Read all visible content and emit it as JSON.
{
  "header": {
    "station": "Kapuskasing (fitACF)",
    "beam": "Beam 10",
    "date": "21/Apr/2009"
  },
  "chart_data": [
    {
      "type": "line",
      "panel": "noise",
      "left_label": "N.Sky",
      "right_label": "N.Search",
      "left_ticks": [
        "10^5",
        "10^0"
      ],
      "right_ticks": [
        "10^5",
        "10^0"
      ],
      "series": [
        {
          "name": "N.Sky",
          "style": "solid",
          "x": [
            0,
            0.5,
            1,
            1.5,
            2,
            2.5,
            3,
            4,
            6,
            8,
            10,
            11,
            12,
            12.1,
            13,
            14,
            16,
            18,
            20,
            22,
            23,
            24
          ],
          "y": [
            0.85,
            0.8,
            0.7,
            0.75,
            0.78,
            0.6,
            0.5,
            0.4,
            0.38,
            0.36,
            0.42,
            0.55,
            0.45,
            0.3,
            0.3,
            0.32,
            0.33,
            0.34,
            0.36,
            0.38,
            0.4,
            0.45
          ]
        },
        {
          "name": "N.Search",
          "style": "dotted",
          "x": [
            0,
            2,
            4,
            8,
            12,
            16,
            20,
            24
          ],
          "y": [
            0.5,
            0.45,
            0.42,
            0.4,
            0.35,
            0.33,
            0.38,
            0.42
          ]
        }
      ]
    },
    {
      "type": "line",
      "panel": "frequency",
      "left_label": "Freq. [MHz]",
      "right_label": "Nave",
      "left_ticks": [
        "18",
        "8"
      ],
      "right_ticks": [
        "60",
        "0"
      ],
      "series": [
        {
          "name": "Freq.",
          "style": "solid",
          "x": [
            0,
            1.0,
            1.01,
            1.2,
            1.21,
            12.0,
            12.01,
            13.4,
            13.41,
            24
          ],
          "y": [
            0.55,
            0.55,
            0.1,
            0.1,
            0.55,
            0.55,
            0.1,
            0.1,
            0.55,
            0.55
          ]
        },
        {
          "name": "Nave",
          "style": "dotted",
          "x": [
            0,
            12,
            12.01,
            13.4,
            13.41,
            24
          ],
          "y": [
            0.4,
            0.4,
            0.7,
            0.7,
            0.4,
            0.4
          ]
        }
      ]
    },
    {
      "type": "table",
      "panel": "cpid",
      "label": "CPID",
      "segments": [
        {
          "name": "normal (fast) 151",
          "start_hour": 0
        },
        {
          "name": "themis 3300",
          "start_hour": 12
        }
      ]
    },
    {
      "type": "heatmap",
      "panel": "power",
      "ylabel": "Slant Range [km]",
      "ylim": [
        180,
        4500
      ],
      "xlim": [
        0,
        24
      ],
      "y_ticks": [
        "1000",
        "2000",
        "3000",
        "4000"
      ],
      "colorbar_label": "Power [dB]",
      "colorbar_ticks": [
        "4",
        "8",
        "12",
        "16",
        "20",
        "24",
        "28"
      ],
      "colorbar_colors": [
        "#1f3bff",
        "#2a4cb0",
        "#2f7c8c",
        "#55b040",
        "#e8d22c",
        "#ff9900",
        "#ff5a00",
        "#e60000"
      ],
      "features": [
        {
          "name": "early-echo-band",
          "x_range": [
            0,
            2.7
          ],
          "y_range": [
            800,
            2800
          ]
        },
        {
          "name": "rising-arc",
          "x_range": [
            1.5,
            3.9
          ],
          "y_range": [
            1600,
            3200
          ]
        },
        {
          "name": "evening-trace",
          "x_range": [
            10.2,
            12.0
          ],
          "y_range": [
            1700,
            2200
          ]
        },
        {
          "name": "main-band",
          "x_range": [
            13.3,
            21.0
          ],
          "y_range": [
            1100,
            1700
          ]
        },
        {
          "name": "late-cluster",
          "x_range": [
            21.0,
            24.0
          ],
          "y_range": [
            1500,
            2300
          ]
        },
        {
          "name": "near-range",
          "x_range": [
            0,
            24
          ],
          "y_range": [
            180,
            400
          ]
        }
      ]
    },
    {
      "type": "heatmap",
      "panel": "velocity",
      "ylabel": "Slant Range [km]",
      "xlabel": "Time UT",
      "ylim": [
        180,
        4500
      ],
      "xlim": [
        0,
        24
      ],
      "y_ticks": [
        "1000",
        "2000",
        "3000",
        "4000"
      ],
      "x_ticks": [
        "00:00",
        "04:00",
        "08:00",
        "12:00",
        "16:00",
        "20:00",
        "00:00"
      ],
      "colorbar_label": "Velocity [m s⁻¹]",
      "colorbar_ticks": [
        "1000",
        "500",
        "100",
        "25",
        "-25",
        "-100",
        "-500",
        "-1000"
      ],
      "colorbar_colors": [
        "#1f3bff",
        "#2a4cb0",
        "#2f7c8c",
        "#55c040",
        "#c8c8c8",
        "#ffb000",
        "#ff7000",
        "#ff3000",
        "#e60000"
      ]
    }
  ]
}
───
▶ _Given exercise_: Exactly reproduce every record.

▶ _Written answer_:
Read all visible content and emit it as JSON.
{
  "header": {
    "station": "Kapuskasing (fitACF)",
    "beam": "Beam 10",
    "date": "21/Apr/2009"
  },
  "chart_data": [
    {
      "type": "line",
      "panel": "noise",
      "left_label": "N.Sky",
      "right_label": "N.Search",
      "left_ticks": [
        "10^5",
        "10^0"
      ],
      "right_ticks": [
        "10^5",
        "10^0"
      ],
      "series": [
        {
          "name": "N.Sky",
          "style": "solid",
          "x": [
            0,
            0.5,
            1,
            1.5,
            2,
            2.5,
            3,
            4,
            6,
            8,
            10,
            11,
            12,
            12.1,
            13,
            14,
            16,
            18,
            20,
            22,
            23,
            24
          ],
          "y": [
            0.85,
            0.8,
            0.7,
            0.75,
            0.78,
            0.6,
            0.5,
            0.4,
            0.38,
            0.36,
            0.42,
            0.55,
            0.45,
            0.3,
            0.3,
            0.32,
            0.33,
            0.34,
            0.36,
            0.38,
            0.4,
            0.45
          ]
        },
        {
          "name": "N.Search",
          "style": "dotted",
          "x": [
            0,
            2,
            4,
            8,
            12,
            16,
            20,
            24
          ],
          "y": [
            0.5,
            0.45,
            0.42,
            0.4,
            0.35,
            0.33,
            0.38,
            0.42
          ]
        }
      ]
    },
    {
      "type": "line",
      "panel": "frequency",
      "left_label": "Freq. [MHz]",
      "right_label": "Nave",
      "left_ticks": [
        "18",
        "8"
      ],
      "right_ticks": [
        "60",
        "0"
      ],
      "series": [
        {
          "name": "Freq.",
          "style": "solid",
          "x": [
            0,
            1.0,
            1.01,
            1.2,
            1.21,
            12.0,
            12.01,
            13.4,
            13.41,
            24
          ],
          "y": [
            0.55,
            0.55,
            0.1,
            0.1,
            0.55,
            0.55,
            0.1,
            0.1,
            0.55,
            0.55
          ]
        },
        {
          "name": "Nave",
          "style": "dotted",
          "x": [
            0,
            12,
            12.01,
            13.4,
            13.41,
            24
          ],
          "y": [
            0.4,
            0.4,
            0.7,
            0.7,
            0.4,
            0.4
          ]
        }
      ]
    },
    {
      "type": "table",
      "panel": "cpid",
      "label": "CPID",
      "segments": [
        {
          "name": "normal (fast) 151",
          "start_hour": 0
        },
        {
          "name": "themis 3300",
          "start_hour": 12
        }
      ]
    },
    {
      "type": "heatmap",
      "panel": "power",
      "ylabel": "Slant Range [km]",
      "ylim": [
        180,
        4500
      ],
      "xlim": [
        0,
        24
      ],
      "y_ticks": [
        "1000",
        "2000",
        "3000",
        "4000"
      ],
      "colorbar_label": "Power [dB]",
      "colorbar_ticks": [
        "4",
        "8",
        "12",
        "16",
        "20",
        "24",
        "28"
      ],
      "colorbar_colors": [
        "#1f3bff",
        "#2a4cb0",
        "#2f7c8c",
        "#55b040",
        "#e8d22c",
        "#ff9900",
        "#ff5a00",
        "#e60000"
      ],
      "features": [
        {
          "name": "early-echo-band",
          "x_range": [
            0,
            2.7
          ],
          "y_range": [
            800,
            2800
          ]
        },
        {
          "name": "rising-arc",
          "x_range": [
            1.5,
            3.9
          ],
          "y_range": [
            1600,
            3200
          ]
        },
        {
          "name": "evening-trace",
          "x_range": [
            10.2,
            12.0
          ],
          "y_range": [
            1700,
            2200
          ]
        },
        {
          "name": "main-band",
          "x_range": [
            13.3,
            21.0
          ],
          "y_range": [
            1100,
            1700
          ]
        },
        {
          "name": "late-cluster",
          "x_range": [
            21.0,
            24.0
          ],
          "y_range": [
            1500,
            2300
          ]
        },
        {
          "name": "near-range",
          "x_range": [
            0,
            24
          ],
          "y_range": [
            180,
            400
          ]
        }
      ]
    },
    {
      "type": "heatmap",
      "panel": "velocity",
      "ylabel": "Slant Range [km]",
      "xlabel": "Time UT",
      "ylim": [
        180,
        4500
      ],
      "xlim": [
        0,
        24
      ],
      "y_ticks": [
        "1000",
        "2000",
        "3000",
        "4000"
      ],
      "x_ticks": [
        "00:00",
        "04:00",
        "08:00",
        "12:00",
        "16:00",
        "20:00",
        "00:00"
      ],
      "colorbar_label": "Velocity [m s⁻¹]",
      "colorbar_ticks": [
        "1000",
        "500",
        "100",
        "25",
        "-25",
        "-100",
        "-500",
        "-1000"
      ],
      "colorbar_colors": [
        "#1f3bff",
        "#2a4cb0",
        "#2f7c8c",
        "#55c040",
        "#c8c8c8",
        "#ffb000",
        "#ff7000",
        "#ff3000",
        "#e60000"
      ]
    }
  ]
}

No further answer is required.